Scan the listing below. Report each line that includes "JSON".

################

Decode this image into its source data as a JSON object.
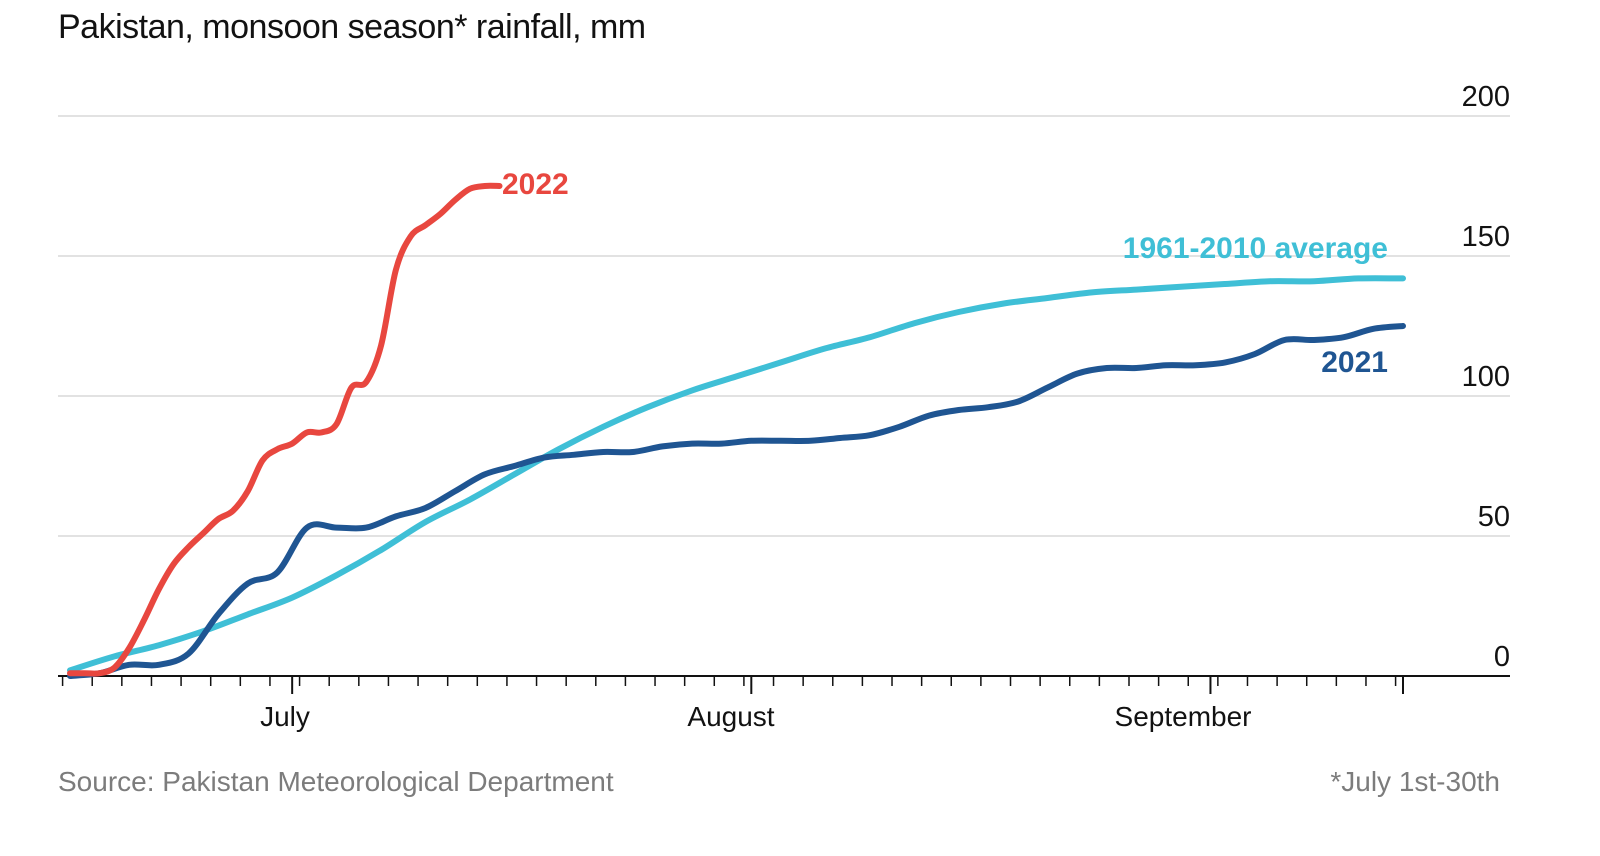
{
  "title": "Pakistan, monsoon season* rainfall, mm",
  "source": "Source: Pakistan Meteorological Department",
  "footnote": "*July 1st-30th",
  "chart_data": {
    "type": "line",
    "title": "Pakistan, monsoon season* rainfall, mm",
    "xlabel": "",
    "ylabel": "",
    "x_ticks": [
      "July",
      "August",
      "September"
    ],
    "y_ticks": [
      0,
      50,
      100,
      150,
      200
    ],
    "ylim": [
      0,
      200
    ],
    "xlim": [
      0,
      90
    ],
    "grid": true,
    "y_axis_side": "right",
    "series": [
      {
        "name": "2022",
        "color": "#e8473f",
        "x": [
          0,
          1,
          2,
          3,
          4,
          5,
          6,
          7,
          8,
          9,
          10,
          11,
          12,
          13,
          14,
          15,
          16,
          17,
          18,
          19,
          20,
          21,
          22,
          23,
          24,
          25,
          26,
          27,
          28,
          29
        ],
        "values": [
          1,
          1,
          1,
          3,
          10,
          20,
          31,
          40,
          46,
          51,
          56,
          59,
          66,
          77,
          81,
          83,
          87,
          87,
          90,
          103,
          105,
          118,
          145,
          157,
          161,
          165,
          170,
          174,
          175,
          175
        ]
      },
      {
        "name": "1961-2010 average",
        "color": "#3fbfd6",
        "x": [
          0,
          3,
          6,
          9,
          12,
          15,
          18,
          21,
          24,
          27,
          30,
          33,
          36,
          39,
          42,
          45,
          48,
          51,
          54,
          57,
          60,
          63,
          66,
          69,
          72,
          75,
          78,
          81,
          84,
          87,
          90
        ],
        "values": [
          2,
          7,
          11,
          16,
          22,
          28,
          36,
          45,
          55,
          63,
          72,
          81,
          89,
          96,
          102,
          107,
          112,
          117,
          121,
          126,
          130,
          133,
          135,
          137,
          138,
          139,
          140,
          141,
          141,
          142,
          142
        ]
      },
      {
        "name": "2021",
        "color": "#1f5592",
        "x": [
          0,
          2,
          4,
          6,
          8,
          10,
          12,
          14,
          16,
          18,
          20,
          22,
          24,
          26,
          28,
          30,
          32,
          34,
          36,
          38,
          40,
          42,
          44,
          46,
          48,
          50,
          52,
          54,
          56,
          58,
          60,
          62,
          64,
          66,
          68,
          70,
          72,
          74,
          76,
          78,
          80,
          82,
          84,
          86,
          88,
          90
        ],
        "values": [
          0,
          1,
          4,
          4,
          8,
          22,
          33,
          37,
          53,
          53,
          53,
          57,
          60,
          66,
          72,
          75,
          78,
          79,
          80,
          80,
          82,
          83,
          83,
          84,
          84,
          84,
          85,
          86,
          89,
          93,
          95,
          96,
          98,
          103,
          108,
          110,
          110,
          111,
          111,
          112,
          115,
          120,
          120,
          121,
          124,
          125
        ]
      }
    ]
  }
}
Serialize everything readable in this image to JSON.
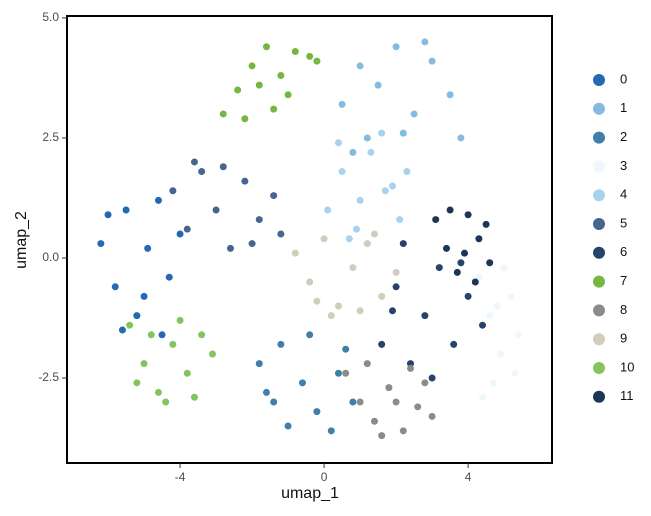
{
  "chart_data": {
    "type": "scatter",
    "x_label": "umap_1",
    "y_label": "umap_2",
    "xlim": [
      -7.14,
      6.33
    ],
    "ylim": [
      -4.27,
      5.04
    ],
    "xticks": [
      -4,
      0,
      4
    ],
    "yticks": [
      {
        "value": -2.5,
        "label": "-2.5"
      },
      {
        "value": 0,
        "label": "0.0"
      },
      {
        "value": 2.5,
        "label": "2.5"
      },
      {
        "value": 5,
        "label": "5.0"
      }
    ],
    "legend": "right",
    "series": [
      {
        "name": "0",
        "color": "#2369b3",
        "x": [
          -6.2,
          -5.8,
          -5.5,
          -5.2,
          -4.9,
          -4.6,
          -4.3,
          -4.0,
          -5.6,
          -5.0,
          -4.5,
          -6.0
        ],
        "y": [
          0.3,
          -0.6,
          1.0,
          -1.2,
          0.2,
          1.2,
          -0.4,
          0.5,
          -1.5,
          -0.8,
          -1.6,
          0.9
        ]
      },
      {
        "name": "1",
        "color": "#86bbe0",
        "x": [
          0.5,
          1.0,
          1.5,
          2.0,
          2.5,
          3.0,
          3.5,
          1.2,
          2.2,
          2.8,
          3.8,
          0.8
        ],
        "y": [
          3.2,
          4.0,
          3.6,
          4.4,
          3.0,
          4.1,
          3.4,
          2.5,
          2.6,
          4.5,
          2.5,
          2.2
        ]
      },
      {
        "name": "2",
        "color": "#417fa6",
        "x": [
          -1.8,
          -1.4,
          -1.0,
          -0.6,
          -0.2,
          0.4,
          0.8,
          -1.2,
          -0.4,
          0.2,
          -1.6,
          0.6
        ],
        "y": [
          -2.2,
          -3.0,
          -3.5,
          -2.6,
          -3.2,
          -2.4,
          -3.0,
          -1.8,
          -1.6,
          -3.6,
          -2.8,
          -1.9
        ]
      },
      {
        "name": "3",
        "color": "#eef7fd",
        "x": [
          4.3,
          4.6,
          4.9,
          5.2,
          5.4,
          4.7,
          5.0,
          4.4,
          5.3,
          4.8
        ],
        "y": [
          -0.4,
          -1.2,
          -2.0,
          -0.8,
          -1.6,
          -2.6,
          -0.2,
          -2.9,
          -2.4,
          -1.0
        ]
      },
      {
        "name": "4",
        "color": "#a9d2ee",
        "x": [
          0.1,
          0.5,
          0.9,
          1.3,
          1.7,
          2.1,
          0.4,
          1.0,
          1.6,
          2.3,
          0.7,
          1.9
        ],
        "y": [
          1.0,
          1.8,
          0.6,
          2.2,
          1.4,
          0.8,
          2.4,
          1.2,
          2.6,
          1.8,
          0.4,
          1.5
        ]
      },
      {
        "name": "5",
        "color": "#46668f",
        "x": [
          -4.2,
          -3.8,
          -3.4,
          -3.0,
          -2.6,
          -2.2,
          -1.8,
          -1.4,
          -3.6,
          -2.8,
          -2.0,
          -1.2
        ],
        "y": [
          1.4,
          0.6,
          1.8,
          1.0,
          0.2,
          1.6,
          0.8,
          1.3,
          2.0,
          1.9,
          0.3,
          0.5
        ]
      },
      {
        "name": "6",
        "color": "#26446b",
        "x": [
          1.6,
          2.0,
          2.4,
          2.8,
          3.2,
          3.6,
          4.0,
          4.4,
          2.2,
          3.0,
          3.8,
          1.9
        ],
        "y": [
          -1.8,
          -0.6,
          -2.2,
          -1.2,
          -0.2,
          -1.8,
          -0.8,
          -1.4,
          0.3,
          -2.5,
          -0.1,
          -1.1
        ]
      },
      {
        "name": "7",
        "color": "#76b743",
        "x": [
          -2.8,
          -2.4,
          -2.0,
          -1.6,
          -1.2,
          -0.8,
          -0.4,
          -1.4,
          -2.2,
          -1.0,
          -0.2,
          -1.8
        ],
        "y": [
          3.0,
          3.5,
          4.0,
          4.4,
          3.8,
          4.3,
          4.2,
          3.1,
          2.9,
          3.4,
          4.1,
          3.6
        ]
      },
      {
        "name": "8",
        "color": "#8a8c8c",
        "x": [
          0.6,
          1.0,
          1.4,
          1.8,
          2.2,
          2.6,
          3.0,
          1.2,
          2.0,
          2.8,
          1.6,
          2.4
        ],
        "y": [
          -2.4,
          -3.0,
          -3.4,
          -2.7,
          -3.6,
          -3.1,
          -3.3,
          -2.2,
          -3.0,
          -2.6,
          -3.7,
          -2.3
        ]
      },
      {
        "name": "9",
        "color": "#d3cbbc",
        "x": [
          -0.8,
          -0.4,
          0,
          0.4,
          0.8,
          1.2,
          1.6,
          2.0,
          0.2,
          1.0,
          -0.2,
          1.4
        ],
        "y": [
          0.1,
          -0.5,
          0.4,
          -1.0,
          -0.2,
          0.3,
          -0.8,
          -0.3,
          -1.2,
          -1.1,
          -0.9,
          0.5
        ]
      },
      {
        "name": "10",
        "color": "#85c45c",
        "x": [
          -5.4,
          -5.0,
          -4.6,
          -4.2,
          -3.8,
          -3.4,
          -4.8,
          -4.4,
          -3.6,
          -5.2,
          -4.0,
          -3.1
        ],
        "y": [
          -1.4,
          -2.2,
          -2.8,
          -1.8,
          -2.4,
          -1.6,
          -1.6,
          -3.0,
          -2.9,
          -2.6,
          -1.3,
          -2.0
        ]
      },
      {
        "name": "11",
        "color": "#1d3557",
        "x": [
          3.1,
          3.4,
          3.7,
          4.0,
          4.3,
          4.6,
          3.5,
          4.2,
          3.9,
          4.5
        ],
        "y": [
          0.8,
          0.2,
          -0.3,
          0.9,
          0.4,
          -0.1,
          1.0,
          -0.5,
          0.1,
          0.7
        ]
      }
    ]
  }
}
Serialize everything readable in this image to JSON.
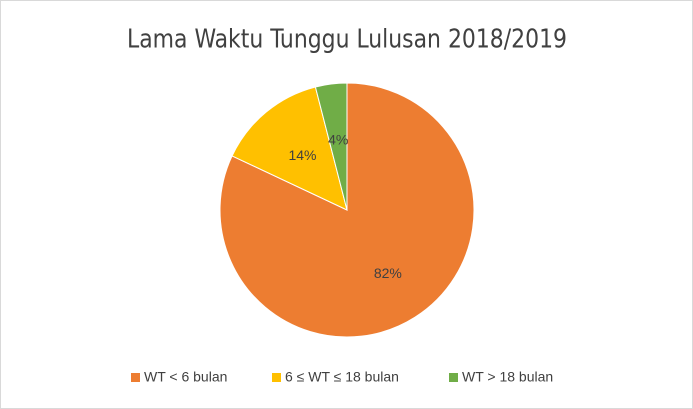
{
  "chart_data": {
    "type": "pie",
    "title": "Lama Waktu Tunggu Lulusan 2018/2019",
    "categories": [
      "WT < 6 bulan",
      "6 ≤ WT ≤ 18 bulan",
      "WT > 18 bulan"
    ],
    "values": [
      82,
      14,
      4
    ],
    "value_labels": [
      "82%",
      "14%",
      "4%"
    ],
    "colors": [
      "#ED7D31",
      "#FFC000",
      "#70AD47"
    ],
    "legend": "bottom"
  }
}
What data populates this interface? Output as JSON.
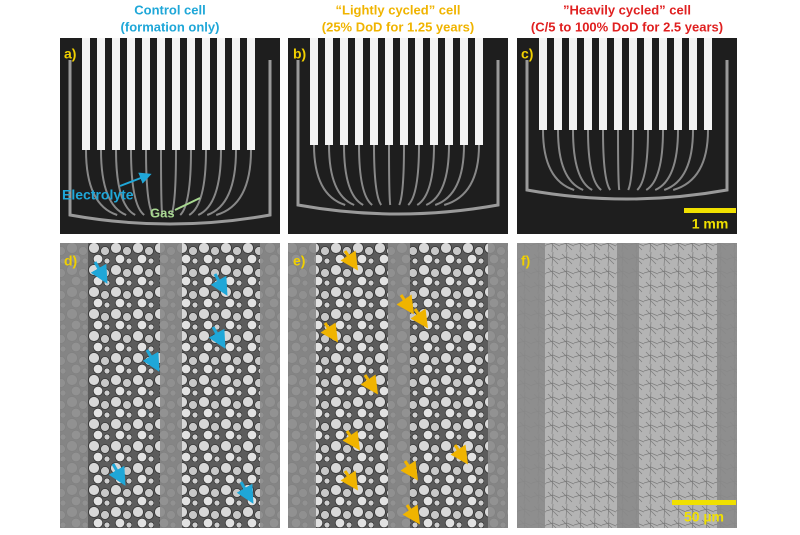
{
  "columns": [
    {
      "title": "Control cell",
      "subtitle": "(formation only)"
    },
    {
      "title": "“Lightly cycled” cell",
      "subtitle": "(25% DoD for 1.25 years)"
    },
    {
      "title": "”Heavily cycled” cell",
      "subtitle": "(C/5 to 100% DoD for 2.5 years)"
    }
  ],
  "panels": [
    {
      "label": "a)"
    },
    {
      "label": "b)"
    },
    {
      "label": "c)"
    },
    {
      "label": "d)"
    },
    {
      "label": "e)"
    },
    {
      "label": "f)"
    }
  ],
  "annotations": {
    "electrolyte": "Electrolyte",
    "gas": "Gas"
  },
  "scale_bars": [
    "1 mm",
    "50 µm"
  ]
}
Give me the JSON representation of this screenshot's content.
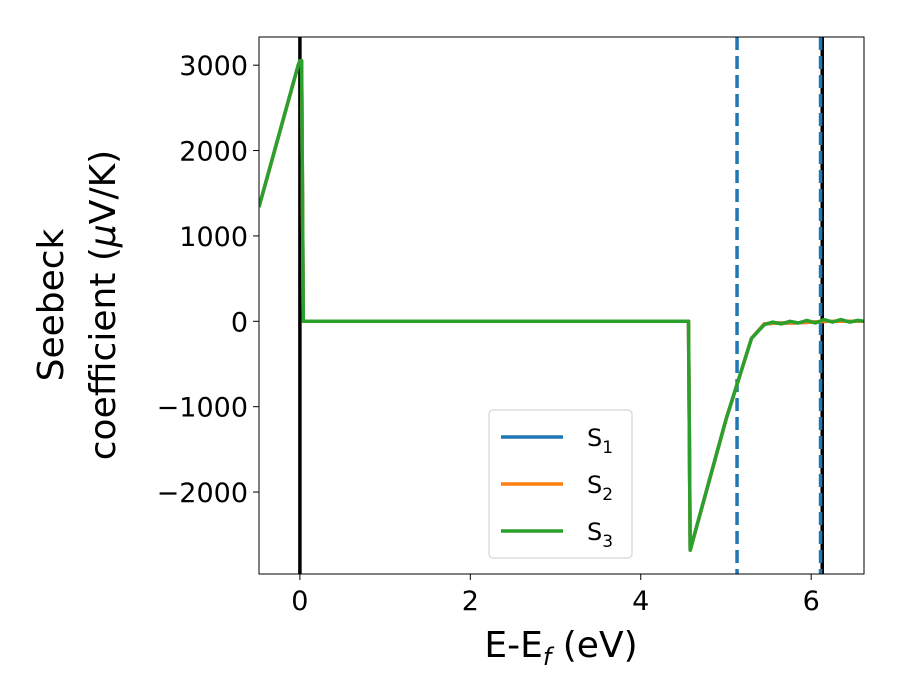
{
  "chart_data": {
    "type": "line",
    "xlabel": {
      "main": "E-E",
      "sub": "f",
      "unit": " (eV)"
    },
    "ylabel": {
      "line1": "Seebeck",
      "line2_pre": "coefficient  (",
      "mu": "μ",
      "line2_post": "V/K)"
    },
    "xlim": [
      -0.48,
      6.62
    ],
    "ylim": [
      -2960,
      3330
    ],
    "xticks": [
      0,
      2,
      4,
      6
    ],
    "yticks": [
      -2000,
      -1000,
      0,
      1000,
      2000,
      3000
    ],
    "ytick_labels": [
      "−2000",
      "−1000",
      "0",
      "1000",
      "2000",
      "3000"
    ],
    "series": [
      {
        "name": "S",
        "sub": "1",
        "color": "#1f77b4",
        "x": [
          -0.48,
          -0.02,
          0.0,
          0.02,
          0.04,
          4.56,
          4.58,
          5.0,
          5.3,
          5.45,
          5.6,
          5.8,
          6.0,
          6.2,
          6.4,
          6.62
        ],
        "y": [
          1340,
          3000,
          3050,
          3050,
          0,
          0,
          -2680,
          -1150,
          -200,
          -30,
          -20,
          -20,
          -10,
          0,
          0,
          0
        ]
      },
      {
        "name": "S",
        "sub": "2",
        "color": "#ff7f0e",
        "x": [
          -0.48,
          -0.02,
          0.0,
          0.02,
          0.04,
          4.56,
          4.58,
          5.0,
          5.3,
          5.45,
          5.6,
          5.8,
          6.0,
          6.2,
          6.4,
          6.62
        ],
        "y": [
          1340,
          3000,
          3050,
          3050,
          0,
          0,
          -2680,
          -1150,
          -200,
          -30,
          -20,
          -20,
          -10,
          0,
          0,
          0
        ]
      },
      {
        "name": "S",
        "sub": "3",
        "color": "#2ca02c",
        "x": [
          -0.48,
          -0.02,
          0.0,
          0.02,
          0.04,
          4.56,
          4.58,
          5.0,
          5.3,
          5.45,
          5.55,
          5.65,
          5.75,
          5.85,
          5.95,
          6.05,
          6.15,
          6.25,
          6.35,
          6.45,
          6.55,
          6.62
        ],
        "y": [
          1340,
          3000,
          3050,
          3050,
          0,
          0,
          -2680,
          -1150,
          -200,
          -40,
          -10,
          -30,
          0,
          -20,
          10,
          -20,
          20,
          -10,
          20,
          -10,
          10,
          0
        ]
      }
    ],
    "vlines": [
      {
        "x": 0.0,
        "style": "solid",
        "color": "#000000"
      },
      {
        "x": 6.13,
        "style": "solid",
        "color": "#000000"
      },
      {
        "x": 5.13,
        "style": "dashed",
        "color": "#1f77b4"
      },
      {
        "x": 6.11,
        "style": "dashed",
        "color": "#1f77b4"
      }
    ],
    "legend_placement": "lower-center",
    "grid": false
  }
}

################

* _COMPLETED TASK_:
Decode this image into its source data as a JSON object.
Serialize everything readable in this image to JSON.
Serialize everything readable in this image to JSON.
What data populates this interface? Output as JSON.
Give me the JSON representation of this screenshot's content.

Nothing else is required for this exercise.